WHAT THE TASK REQUIRES:
Which lines of the entries below contain the string "Telehealth"? Copy each one.

---- MATERIAL PROVIDED

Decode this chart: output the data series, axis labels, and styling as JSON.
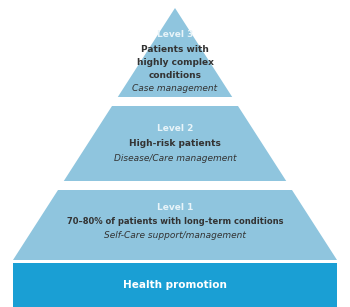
{
  "bg_color": "#ffffff",
  "pyramid_color": "#8fc5de",
  "banner_color": "#1a9fd4",
  "text_dark": "#333333",
  "text_white": "#ffffff",
  "text_level_white": "#e8f4f9",
  "level3": {
    "label": "Level 3",
    "line1": "Patients with",
    "line2": "highly complex",
    "line3": "conditions",
    "line4": "Case management"
  },
  "level2": {
    "label": "Level 2",
    "line1": "High-risk patients",
    "line2": "Disease/Care management"
  },
  "level1": {
    "label": "Level 1",
    "line1": "70–80% of patients with long-term conditions",
    "line2": "Self-Care support/management"
  },
  "banner_text": "Health promotion"
}
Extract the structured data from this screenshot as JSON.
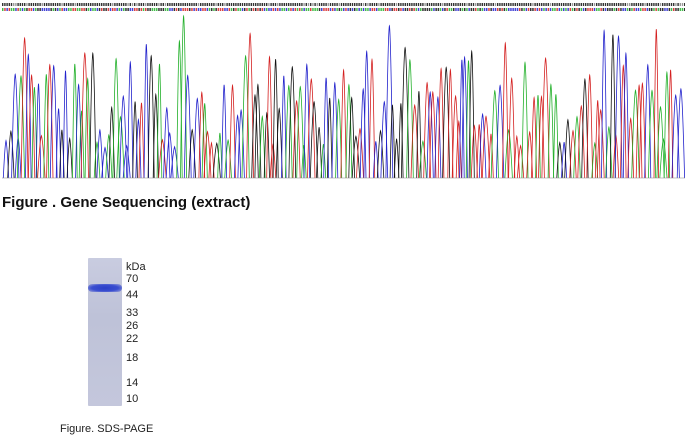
{
  "gene_sequencing": {
    "caption": "Figure . Gene Sequencing (extract)",
    "trace_colors": {
      "A": "#22b02a",
      "C": "#2222cc",
      "G": "#111111",
      "T": "#d42020"
    }
  },
  "sds_page": {
    "unit_label": "kDa",
    "markers": [
      "70",
      "44",
      "33",
      "26",
      "22",
      "18",
      "14",
      "10"
    ],
    "band_color": "#3344cc",
    "caption": "Figure. SDS-PAGE"
  }
}
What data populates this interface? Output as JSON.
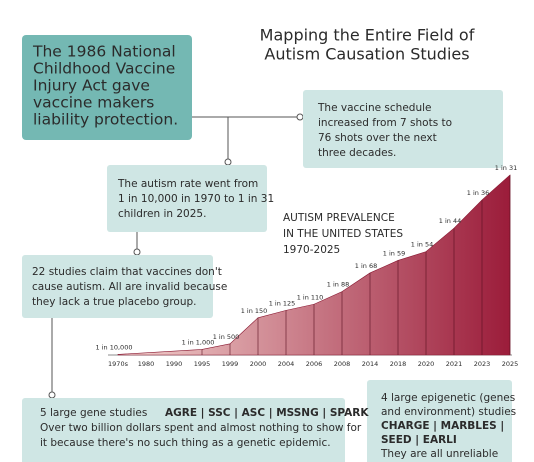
{
  "title": [
    "Mapping the Entire Field of",
    "Autism Causation Studies"
  ],
  "act_box": [
    "The 1986 National",
    "Childhood Vaccine",
    "Injury Act gave",
    "vaccine makers",
    "liability protection."
  ],
  "schedule_box": [
    "The vaccine schedule",
    "increased from 7 shots to",
    "76 shots over the next",
    "three decades."
  ],
  "rate_box": [
    "The autism rate went from",
    "1 in 10,000 in 1970 to 1 in 31",
    "children in 2025."
  ],
  "placebo_box": [
    "22 studies claim that vaccines don't",
    "cause autism. All are invalid because",
    "they lack a true placebo group."
  ],
  "gene_box": {
    "lead": "5 large gene studies",
    "studies": "AGRE | SSC | ASC | MSSNG | SPARK",
    "lines": [
      "Over two billion dollars spent and almost nothing to show for",
      "it because there's no such thing as a genetic epidemic."
    ]
  },
  "epigenetic_box": {
    "lines": [
      "4 large epigenetic (genes",
      "and environment) studies"
    ],
    "studies": [
      "CHARGE | MARBLES |",
      "SEED | EARLI"
    ],
    "tail": "They are all unreliable"
  },
  "chart_data": {
    "type": "area",
    "title": [
      "AUTISM PREVALENCE",
      "IN THE UNITED STATES",
      "1970-2025"
    ],
    "categories": [
      "1970s",
      "1980",
      "1990",
      "1995",
      "1999",
      "2000",
      "2004",
      "2006",
      "2008",
      "2014",
      "2018",
      "2020",
      "2021",
      "2023",
      "2025"
    ],
    "values": [
      10000,
      null,
      null,
      1000,
      500,
      150,
      125,
      110,
      88,
      68,
      59,
      54,
      44,
      36,
      31
    ],
    "value_labels": [
      "1 in 10,000",
      null,
      null,
      "1 in 1,000",
      "1 in 500",
      "1 in 150",
      "1 in 125",
      "1 in 110",
      "1 in 88",
      "1 in 68",
      "1 in 59",
      "1 in 54",
      "1 in 44",
      "1 in 36",
      "1 in 31"
    ],
    "colors": [
      "#f3d3cf",
      "#9b1c3a"
    ]
  }
}
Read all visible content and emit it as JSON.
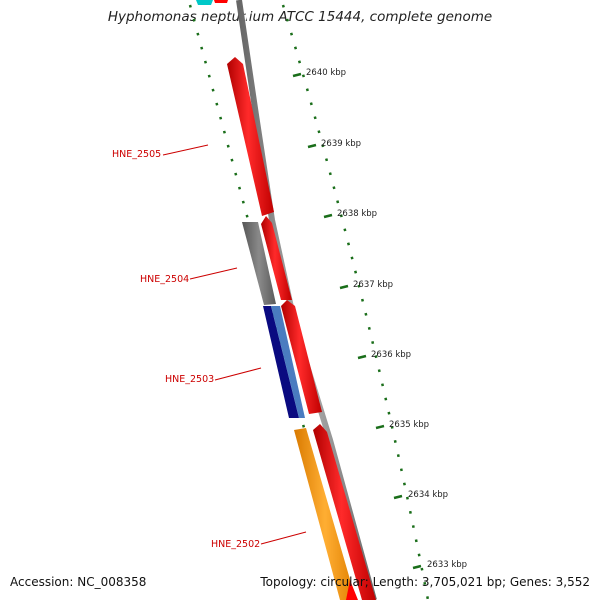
{
  "title": "Hyphomonas neptunium ATCC 15444, complete genome",
  "footer": {
    "accession": "Accession: NC_008358",
    "summary": "Topology: circular; Length: 3,705,021 bp; Genes: 3,552"
  },
  "ticks": [
    {
      "label": "2640 kbp"
    },
    {
      "label": "2639 kbp"
    },
    {
      "label": "2638 kbp"
    },
    {
      "label": "2637 kbp"
    },
    {
      "label": "2636 kbp"
    },
    {
      "label": "2635 kbp"
    },
    {
      "label": "2634 kbp"
    },
    {
      "label": "2633 kbp"
    }
  ],
  "genes": [
    {
      "label": "HNE_2505"
    },
    {
      "label": "HNE_2504"
    },
    {
      "label": "HNE_2503"
    },
    {
      "label": "HNE_2502"
    }
  ],
  "colors": {
    "cds": "#ff0000",
    "gray_feature": "#707070",
    "navy_feature": "#0a0a80",
    "blue_feature": "#4a7cc0",
    "orange_feature": "#ff9a00",
    "cyan_feature": "#00c8c8",
    "backbone": "#8a8a8a",
    "dots": "#1a6e1a"
  }
}
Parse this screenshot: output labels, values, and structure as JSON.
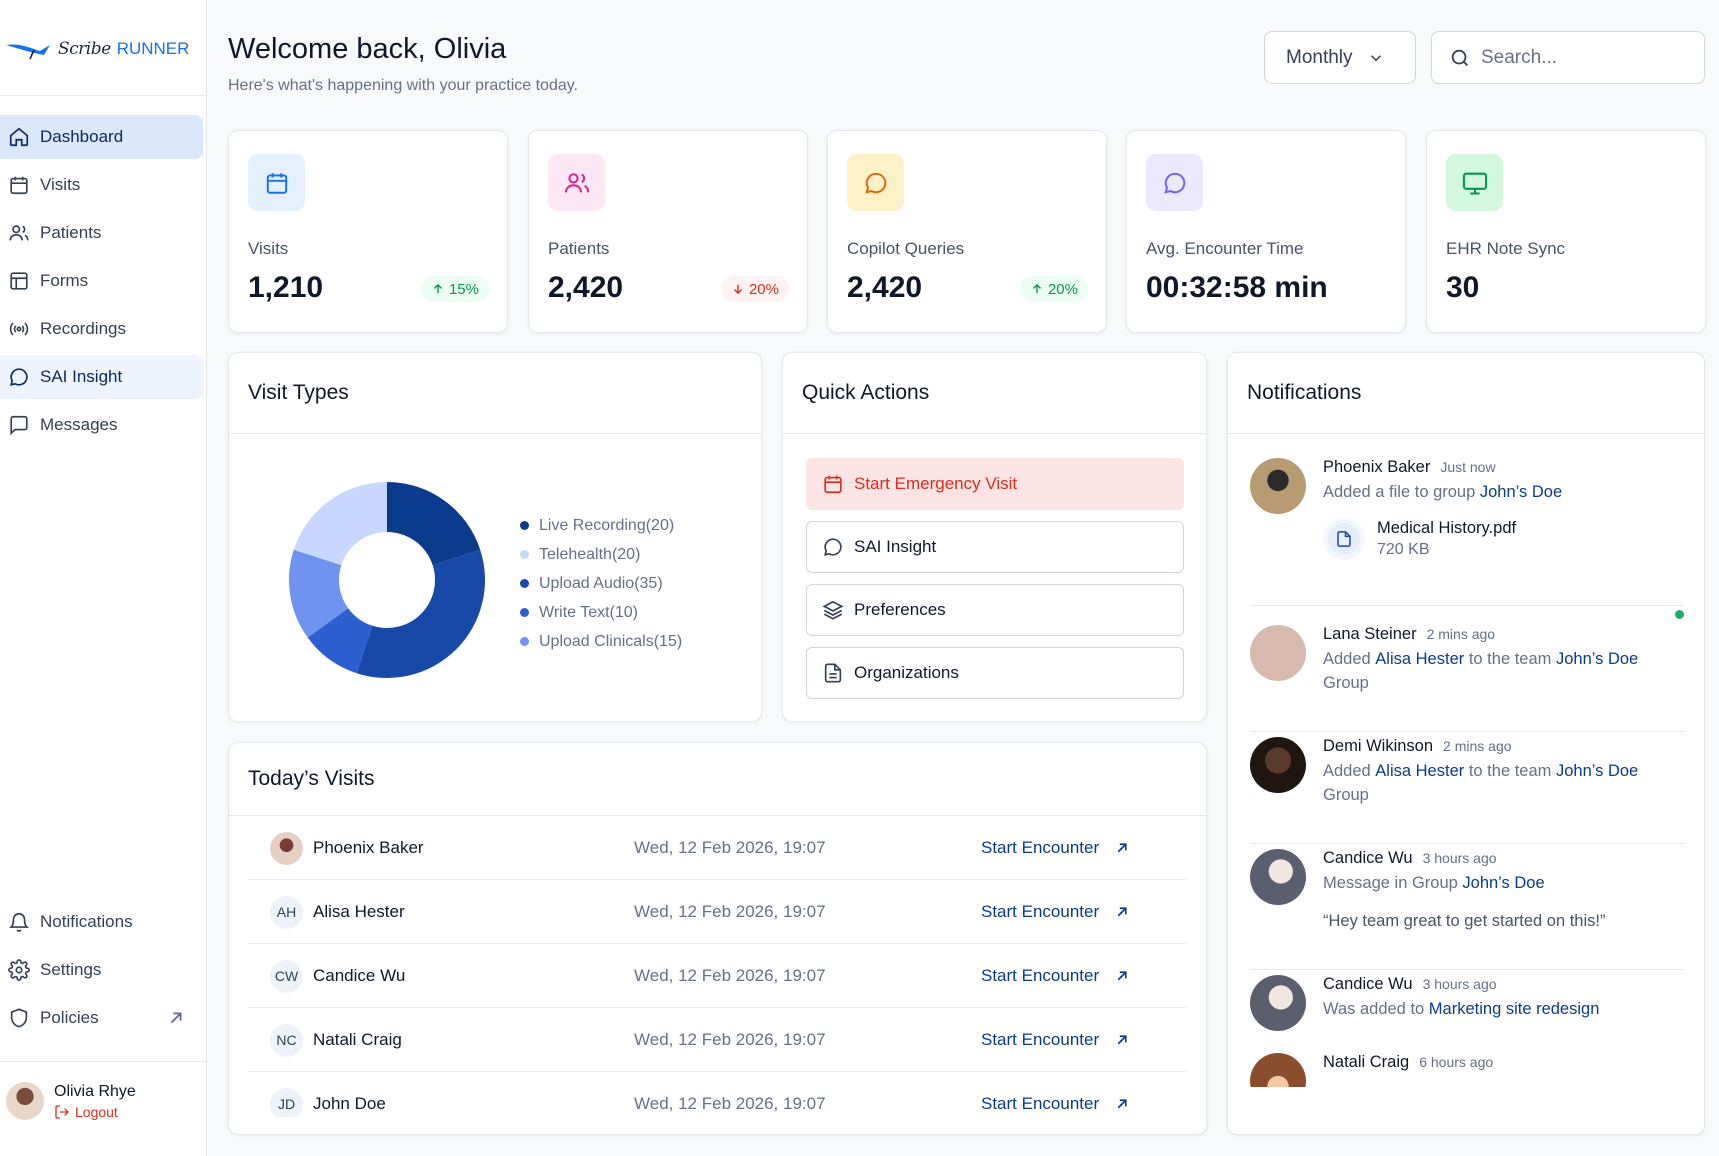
{
  "brand": {
    "script": "Scribe",
    "bold": "RUNNER"
  },
  "nav": {
    "items": [
      {
        "label": "Dashboard",
        "icon": "home-icon"
      },
      {
        "label": "Visits",
        "icon": "calendar-icon"
      },
      {
        "label": "Patients",
        "icon": "users-icon"
      },
      {
        "label": "Forms",
        "icon": "layout-icon"
      },
      {
        "label": "Recordings",
        "icon": "broadcast-icon"
      },
      {
        "label": "SAI Insight",
        "icon": "chat-bubble-icon"
      },
      {
        "label": "Messages",
        "icon": "message-square-icon"
      }
    ],
    "bottom": [
      {
        "label": "Notifications",
        "icon": "bell-icon"
      },
      {
        "label": "Settings",
        "icon": "gear-icon"
      },
      {
        "label": "Policies",
        "icon": "shield-icon"
      }
    ]
  },
  "user": {
    "name": "Olivia Rhye",
    "logout": "Logout"
  },
  "header": {
    "title": "Welcome back, Olivia",
    "subtitle": "Here's what's happening with your practice today.",
    "period": "Monthly",
    "search_placeholder": "Search..."
  },
  "stats": [
    {
      "label": "Visits",
      "value": "1,210",
      "change": "15%",
      "trend": "up",
      "icon": "calendar-icon",
      "color": "#1570ef",
      "bg": "#e4f0fd"
    },
    {
      "label": "Patients",
      "value": "2,420",
      "change": "20%",
      "trend": "down",
      "icon": "users-icon",
      "color": "#dd2590",
      "bg": "#fde7f4"
    },
    {
      "label": "Copilot Queries",
      "value": "2,420",
      "change": "20%",
      "trend": "up",
      "icon": "chat-bubble-icon",
      "color": "#dc6803",
      "bg": "#fef0c7"
    },
    {
      "label": "Avg. Encounter Time",
      "value": "00:32:58 min",
      "icon": "chat-bubble-icon",
      "color": "#7a5af8",
      "bg": "#ece9fe"
    },
    {
      "label": "EHR Note Sync",
      "value": "30",
      "icon": "monitor-icon",
      "color": "#079455",
      "bg": "#d3f8df"
    }
  ],
  "visit_types": {
    "title": "Visit Types",
    "legend": [
      {
        "label": "Live Recording(20)",
        "color": "#0b3b8c"
      },
      {
        "label": "Telehealth(20)",
        "color": "#c7d7fe"
      },
      {
        "label": "Upload Audio(35)",
        "color": "#1849a9"
      },
      {
        "label": "Write Text(10)",
        "color": "#2e5fd1"
      },
      {
        "label": "Upload Clinicals(15)",
        "color": "#6e94f0"
      }
    ]
  },
  "chart_data": {
    "type": "pie",
    "series": [
      {
        "name": "Live Recording",
        "value": 20,
        "color": "#0b3b8c"
      },
      {
        "name": "Upload Audio",
        "value": 35,
        "color": "#1849a9"
      },
      {
        "name": "Write Text",
        "value": 10,
        "color": "#2e5fd1"
      },
      {
        "name": "Upload Clinicals",
        "value": 15,
        "color": "#6e94f0"
      },
      {
        "name": "Telehealth",
        "value": 20,
        "color": "#c7d7fe"
      }
    ]
  },
  "quick_actions": {
    "title": "Quick Actions",
    "items": [
      {
        "label": "Start Emergency Visit",
        "icon": "calendar-icon"
      },
      {
        "label": "SAI Insight",
        "icon": "chat-bubble-icon"
      },
      {
        "label": "Preferences",
        "icon": "layers-icon"
      },
      {
        "label": "Organizations",
        "icon": "document-icon"
      }
    ]
  },
  "todays_visits": {
    "title": "Today’s Visits",
    "rows": [
      {
        "initials": "",
        "name": "Phoenix Baker",
        "date": "Wed, 12 Feb 2026, 19:07",
        "action": "Start Encounter"
      },
      {
        "initials": "AH",
        "name": "Alisa Hester",
        "date": "Wed, 12 Feb 2026, 19:07",
        "action": "Start Encounter"
      },
      {
        "initials": "CW",
        "name": "Candice Wu",
        "date": "Wed, 12 Feb 2026, 19:07",
        "action": "Start Encounter"
      },
      {
        "initials": "NC",
        "name": "Natali Craig",
        "date": "Wed, 12 Feb 2026, 19:07",
        "action": "Start Encounter"
      },
      {
        "initials": "JD",
        "name": "John Doe",
        "date": "Wed, 12 Feb 2026, 19:07",
        "action": "Start Encounter"
      }
    ]
  },
  "notifications": {
    "title": "Notifications",
    "items": [
      {
        "name": "Phoenix Baker",
        "time": "Just now",
        "text": "Added a file to group ",
        "link": "John’s Doe",
        "file_name": "Medical History.pdf",
        "file_size": "720 KB"
      },
      {
        "name": "Lana Steiner",
        "time": "2 mins ago",
        "pre": "Added ",
        "link1": "Alisa Hester",
        "mid": " to the team ",
        "link2": "John’s Doe",
        "post": " Group"
      },
      {
        "name": "Demi Wikinson",
        "time": "2 mins ago",
        "pre": "Added ",
        "link1": "Alisa Hester",
        "mid": " to the team ",
        "link2": "John’s Doe",
        "post": " Group"
      },
      {
        "name": "Candice Wu",
        "time": "3 hours ago",
        "text": "Message in Group ",
        "link": "John’s Doe",
        "quote": "“Hey team great to get started on this!”"
      },
      {
        "name": "Candice Wu",
        "time": "3 hours ago",
        "text": "Was added to ",
        "link": "Marketing site redesign"
      },
      {
        "name": "Natali Craig",
        "time": "6 hours ago"
      }
    ]
  }
}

--------

ANSWER FOR THIS EXERCISE:
        "label": "Telehealth(20)",
        "name": "Telehealth",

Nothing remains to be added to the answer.